• SOURCE MATERIAL
========================================

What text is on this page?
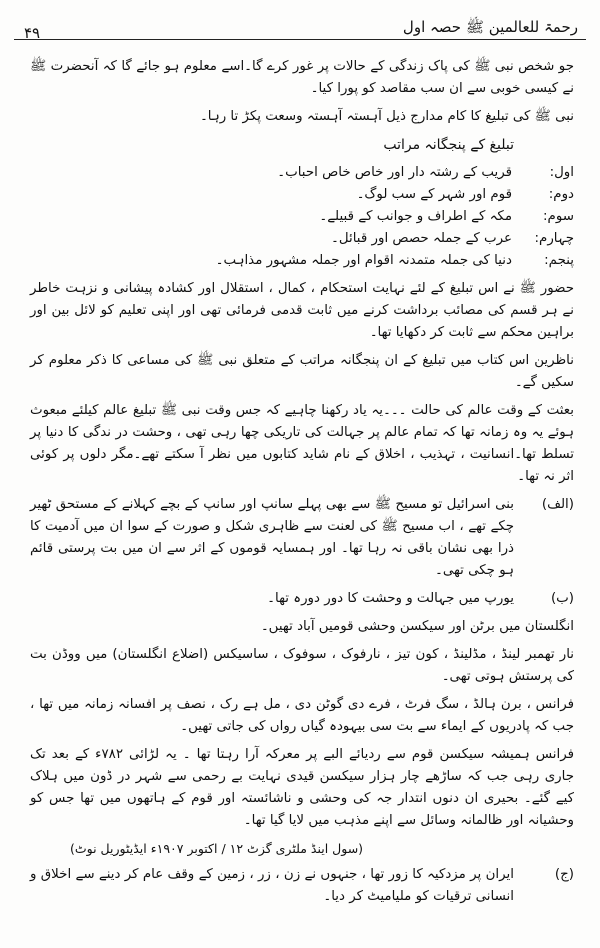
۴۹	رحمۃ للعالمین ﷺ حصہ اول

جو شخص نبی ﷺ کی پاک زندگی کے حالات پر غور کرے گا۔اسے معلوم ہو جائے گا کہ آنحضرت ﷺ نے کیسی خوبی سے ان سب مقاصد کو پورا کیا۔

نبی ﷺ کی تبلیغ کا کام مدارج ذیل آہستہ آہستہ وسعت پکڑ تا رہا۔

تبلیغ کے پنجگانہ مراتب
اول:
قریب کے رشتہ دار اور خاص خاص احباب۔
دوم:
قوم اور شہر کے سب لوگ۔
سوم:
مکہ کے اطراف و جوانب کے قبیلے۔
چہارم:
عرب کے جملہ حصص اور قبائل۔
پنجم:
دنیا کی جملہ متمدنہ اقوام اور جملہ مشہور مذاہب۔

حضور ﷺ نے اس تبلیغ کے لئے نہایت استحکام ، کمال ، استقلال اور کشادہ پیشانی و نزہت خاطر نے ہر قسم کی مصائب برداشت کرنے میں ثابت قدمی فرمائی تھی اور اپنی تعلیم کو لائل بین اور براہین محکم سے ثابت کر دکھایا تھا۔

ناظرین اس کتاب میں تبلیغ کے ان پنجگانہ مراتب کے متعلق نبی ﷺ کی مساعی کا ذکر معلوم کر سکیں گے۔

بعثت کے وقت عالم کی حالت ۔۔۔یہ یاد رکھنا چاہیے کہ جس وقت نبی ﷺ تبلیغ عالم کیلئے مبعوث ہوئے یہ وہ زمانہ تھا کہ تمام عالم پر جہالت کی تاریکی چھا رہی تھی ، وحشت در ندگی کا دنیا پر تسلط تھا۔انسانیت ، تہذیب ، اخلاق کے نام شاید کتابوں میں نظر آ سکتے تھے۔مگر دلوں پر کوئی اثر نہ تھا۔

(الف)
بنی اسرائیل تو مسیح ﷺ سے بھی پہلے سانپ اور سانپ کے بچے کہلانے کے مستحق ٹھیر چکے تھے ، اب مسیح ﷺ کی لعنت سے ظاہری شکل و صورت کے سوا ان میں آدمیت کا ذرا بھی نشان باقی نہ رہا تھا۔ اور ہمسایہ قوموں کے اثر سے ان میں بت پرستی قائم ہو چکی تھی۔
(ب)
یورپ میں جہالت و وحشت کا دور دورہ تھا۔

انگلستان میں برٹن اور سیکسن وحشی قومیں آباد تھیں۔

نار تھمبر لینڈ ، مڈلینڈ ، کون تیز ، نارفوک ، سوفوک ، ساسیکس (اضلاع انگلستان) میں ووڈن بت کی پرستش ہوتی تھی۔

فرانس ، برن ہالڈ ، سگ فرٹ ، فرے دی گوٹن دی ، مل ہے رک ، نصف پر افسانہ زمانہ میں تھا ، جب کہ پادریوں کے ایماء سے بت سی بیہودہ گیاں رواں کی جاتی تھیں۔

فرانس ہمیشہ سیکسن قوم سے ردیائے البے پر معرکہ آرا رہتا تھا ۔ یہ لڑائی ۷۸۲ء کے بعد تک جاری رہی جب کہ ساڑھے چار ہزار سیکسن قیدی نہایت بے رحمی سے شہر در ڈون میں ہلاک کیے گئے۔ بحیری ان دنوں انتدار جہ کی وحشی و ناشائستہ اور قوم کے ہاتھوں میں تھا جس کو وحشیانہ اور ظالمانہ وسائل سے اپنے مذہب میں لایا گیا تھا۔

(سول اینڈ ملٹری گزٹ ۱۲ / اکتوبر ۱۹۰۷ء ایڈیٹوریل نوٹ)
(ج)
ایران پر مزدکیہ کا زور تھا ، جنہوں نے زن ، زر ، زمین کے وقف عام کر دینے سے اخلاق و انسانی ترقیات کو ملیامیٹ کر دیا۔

========================================

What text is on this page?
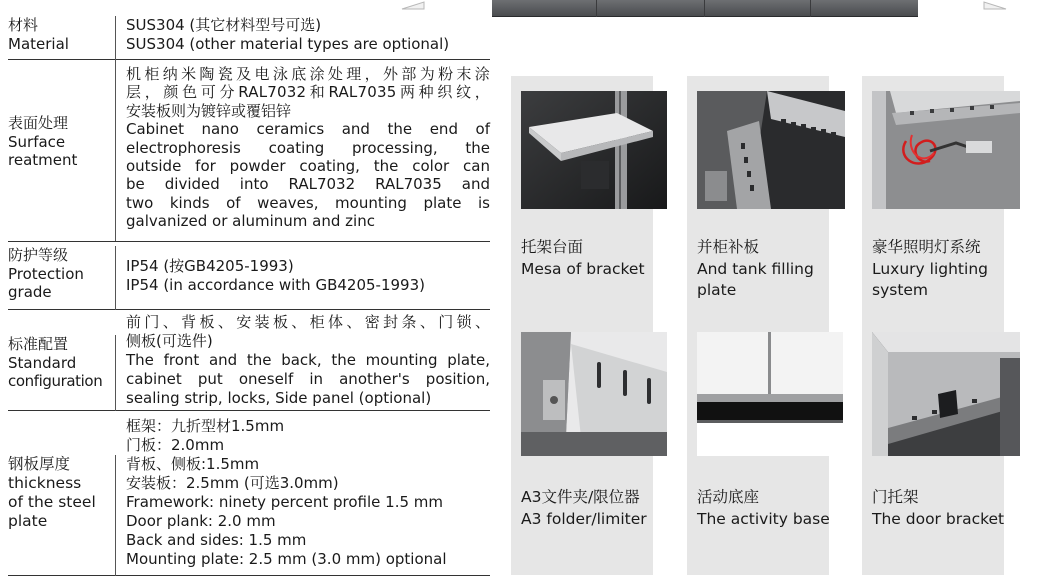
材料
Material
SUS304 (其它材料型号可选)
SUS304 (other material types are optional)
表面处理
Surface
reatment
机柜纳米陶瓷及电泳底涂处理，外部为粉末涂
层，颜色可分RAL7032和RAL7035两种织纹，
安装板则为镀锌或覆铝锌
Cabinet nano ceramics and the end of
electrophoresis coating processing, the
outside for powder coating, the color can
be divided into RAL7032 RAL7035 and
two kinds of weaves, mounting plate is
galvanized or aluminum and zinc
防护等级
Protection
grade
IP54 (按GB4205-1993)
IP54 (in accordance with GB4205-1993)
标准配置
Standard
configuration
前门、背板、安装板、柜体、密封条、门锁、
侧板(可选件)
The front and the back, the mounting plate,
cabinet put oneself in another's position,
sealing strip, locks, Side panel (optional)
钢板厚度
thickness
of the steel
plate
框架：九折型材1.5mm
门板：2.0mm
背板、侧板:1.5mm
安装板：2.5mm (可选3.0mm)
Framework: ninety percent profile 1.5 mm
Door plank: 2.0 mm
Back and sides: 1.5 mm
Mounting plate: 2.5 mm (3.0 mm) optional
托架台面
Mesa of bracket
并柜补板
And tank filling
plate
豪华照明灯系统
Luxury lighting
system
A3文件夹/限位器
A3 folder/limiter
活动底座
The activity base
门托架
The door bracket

========================================

• TASK GOAL
Search the data for "جہالت" and list every line in which it occurs.

• RESPONSE
بعثت کے وقت عالم کی حالت ۔۔۔یہ یاد رکھنا چاہیے کہ جس وقت نبی ﷺ تبلیغ عالم کیلئے مبعوث ہوئے یہ وہ زمانہ تھا کہ تمام عالم پر جہالت کی تاریکی چھا رہی تھی ، وحشت در ندگی کا دنیا پر تسلط تھا۔انسانیت ، تہذیب ، اخلاق کے نام شاید کتابوں میں نظر آ سکتے تھے۔مگر دلوں پر کوئی اثر نہ تھا۔
یورپ میں جہالت و وحشت کا دور دورہ تھا۔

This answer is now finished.